▼▼▼
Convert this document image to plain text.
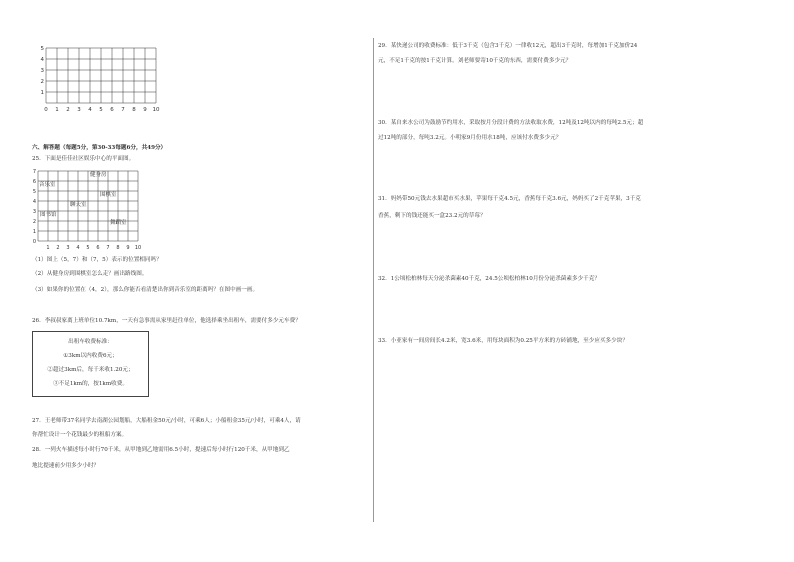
5
4
3
2
1
0 1 2 3 4 5 6 7 8 9 10
六、解答题（每题5分，第30-33每题6分，共49分）
25．下面是佳佳社区娱乐中心的平面图。
7
6
5
4
3
2
1
0
1 2 3 4 5 6 7 8 9 10
健身房
音乐室
围棋室
聊天室
图书馆
舞蹈室
（1）图上（5，7）和（7，5）表示的位置相同吗？
（2）从健身房到围棋室怎么走？画出路线图。
（3）如果你的位置在（4，2），那么你能否看清楚出你到音乐室的距离吗？在图中画一画。
26．李叔叔家离上班单位10.7km，一天有急事需从家里赶往单位，他选择乘坐出租车，需要付多少元车费？
出租车收费标准：
①3km以内收费6元；
②超过3km后，每千米收1.20元；
③不足1km的，按1km收费。
27．王老师带37名同学去南湖公园划船，大船租金50元/小时，可乘6人；小船租金35元/小时，可乘4人，请
你帮忙设计一个花钱最少的租船方案。
28．一列火车描述每小时行70千米，从甲地到乙地需用6.5小时，提速后每小时行120千米，从甲地到乙
地比提速前少用多少小时？
29．某快递公司的收费标准：低于3千克（包含3千克）一律收12元，超出3千克时，每增加1千克加价24
元，不足1千克的按1千克计算。刘老师要寄10千克的东西，需要付费多少元？
30．某自来水公司为鼓励节约用水，采取按月分段计费的方法收取水费，12吨及12吨以内的每吨2.5元；超
过12吨的部分，每吨3.2元。小明家9月份用水18吨，应该付水费多少元？
31．妈妈带50元钱去水果超市买水果，苹果每千克4.5元，香蕉每千克3.6元，妈妈买了2千克苹果，3千克
香蕉，剩下的钱还能买一盒23.2元的草莓？
32．1公顷松柏林每天分泌杀菌素40千克，24.5公顷松柏林10月份分泌杀菌素多少千克？
33．小亚家有一间房间长4.2米，宽3.6米，用每块面积为0.25平方米的方砖铺地，至少应买多少块？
▲▲▲
### Task brief
Transcribe every line from the records above without alteration, and leave out the images.

### Completed task
Convert this document image to plain text.
5
4
3
2
1
0 1 2 3 4 5 6 7 8 9 10
六、解答题（每题5分，第30-33每题6分，共49分）
25．下面是佳佳社区娱乐中心的平面图。
7
6
5
4
3
2
1
0
1 2 3 4 5 6 7 8 9 10
健身房
音乐室
围棋室
聊天室
图书馆
舞蹈室
（1）图上（5，7）和（7，5）表示的位置相同吗？
（2）从健身房到围棋室怎么走？画出路线图。
（3）如果你的位置在（4，2），那么你能否看清楚出你到音乐室的距离吗？在图中画一画。
26．李叔叔家离上班单位10.7km，一天有急事需从家里赶往单位，他选择乘坐出租车，需要付多少元车费？
出租车收费标准：
①3km以内收费6元；
②超过3km后，每千米收1.20元；
③不足1km的，按1km收费。
27．王老师带37名同学去南湖公园划船，大船租金50元/小时，可乘6人；小船租金35元/小时，可乘4人，请
你帮忙设计一个花钱最少的租船方案。
28．一列火车描述每小时行70千米，从甲地到乙地需用6.5小时，提速后每小时行120千米，从甲地到乙
地比提速前少用多少小时？
29．某快递公司的收费标准：低于3千克（包含3千克）一律收12元，超出3千克时，每增加1千克加价24
元，不足1千克的按1千克计算。刘老师要寄10千克的东西，需要付费多少元？
30．某自来水公司为鼓励节约用水，采取按月分段计费的方法收取水费，12吨及12吨以内的每吨2.5元；超
过12吨的部分，每吨3.2元。小明家9月份用水18吨，应该付水费多少元？
31．妈妈带50元钱去水果超市买水果，苹果每千克4.5元，香蕉每千克3.6元，妈妈买了2千克苹果，3千克
香蕉，剩下的钱还能买一盒23.2元的草莓？
32．1公顷松柏林每天分泌杀菌素40千克，24.5公顷松柏林10月份分泌杀菌素多少千克？
33．小亚家有一间房间长4.2米，宽3.6米，用每块面积为0.25平方米的方砖铺地，至少应买多少块？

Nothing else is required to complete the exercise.